**SOURCE TEXT**:
....

ACM NanoCom 2023

10th ACM International Conference on Nanoscale Computing and Communication

Coventry, UK, September 20-22, 2023

Invited Talks

Invited Talk 1: Toward THz RIS-Parametrized Wireless Networks-on-Chip
Session Chair: Filip Lemic (i2Cat Foundation, Spain)
Time: Wednesday, September 20 - 10:30-11:00 (UTC+1:00)
	Philipp del Hougne CNRS Researcher (Tenured) Université de Rennes France

Wireless networks-on-chip (WNoCs) are a promising complementary interconnect technology to overcome the communication bottleneck of many-core chips. Yet, pecularities of the on-chip radio environment like its strong reverberation still thwart WNoCs. First, I will discuss our recent proposal to endow the WNoC with an on-chip reconfigurable intelligent surface (RIS) to dynamically mold the on-chip wireless channels, e.g., for traffic-adjusted over-the-air channel equalization [1]. Second, I will present our progress toward implementing this idea in the 0.3 THz regime, where the required WNoC bandwidths are more readily available than at mmW frequencies. Third, I will introduce a semi-analytical physical model of RIS-parametrized on-chip wireless channels that allows us (after a calibration step) to rapidly optimize the on-chip RIS configuration for a desired WNoC functionality without requiring numerous prohibitively expensive full-wave simulations.

....

**DATA LISTING**:
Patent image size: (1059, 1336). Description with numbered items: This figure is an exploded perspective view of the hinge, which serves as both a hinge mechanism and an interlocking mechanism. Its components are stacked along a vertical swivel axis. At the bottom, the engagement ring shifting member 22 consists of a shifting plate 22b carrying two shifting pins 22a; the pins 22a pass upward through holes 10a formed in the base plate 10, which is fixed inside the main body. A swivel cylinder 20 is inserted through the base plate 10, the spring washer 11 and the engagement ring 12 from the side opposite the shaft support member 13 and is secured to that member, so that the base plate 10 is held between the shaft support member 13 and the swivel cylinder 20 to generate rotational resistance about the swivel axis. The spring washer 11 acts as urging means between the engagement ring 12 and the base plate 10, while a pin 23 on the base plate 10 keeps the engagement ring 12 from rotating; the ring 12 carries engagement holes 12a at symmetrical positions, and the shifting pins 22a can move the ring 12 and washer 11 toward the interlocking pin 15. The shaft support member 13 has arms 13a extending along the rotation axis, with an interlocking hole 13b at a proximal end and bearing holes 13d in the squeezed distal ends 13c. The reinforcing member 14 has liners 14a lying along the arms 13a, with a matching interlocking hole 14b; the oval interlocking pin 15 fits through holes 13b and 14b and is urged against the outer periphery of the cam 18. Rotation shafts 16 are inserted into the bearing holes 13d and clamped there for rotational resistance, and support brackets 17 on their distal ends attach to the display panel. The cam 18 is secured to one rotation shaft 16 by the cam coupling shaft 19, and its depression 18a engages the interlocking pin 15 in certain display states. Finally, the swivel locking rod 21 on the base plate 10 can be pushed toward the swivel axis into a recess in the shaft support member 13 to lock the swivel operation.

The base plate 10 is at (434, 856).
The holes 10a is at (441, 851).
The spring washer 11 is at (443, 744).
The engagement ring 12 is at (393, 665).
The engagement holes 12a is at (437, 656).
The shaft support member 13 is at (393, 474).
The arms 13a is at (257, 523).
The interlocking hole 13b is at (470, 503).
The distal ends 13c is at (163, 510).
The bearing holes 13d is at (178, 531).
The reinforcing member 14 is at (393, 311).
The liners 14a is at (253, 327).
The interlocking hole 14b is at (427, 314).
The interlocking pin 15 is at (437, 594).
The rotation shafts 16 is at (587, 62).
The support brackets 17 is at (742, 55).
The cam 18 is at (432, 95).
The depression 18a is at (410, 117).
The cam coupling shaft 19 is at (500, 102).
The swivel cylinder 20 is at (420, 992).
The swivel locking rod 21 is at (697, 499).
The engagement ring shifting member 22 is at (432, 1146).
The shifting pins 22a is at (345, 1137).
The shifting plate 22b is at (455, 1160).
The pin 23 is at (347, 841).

....

**BRIEF 1**:
Answer these questions about the NanoCom 2023 talk listing:
(a) Who is the session chair for Invited Talk 1?
(b) In which frequency regime is the speaker working to implement the on-chip RIS idea?
(c) What does the semi-analytical physical model let the on-chip RIS configuration be optimized without?
**BRIEF 2**:
Extend the NanoCom 2023 talk listing onward from its final sentence.

**WRITTEN RESPONSE 1**:
(a) Filip Lemic (i2Cat Foundation, Spain).
(b) The 0.3 THz regime.
(c) Numerous prohibitively expensive full-wave simulations.

**WRITTEN RESPONSE 2**:
[1] M. F. Imani, S. Abadal, and P. del Hougne. Metasurface‐programmable wireless network‐on‐Chip. Advanced Science, 9(26), 2201458, 2022. https://doi.org/10.1002/advs.202201458

Short Biography
Philipp del Hougne is a tenured CNRS researcher affiliated with the Université de Rennes, France. He graduated in physics from Imperial College London, United Kingdom, and was awarded a doctorate by Université Sorbonne Paris Cité, France. He subsequently held postdoctoral positions in Nice and Rennes, France, and Lausanne, Switzerland.
He currently leads the Intelligent Wave Systems group at CNRS - IETR (Université de Rennes), France, which combines programmable-metamaterial hardware with artificial-intelligence algorithms and mesoscopic-scattering theory to mold the flow of information through tailored wave-matter interactions for information extraction (imaging, sensing, and localization), information processing (analog wave-based computing), and information transfer (wireless communications).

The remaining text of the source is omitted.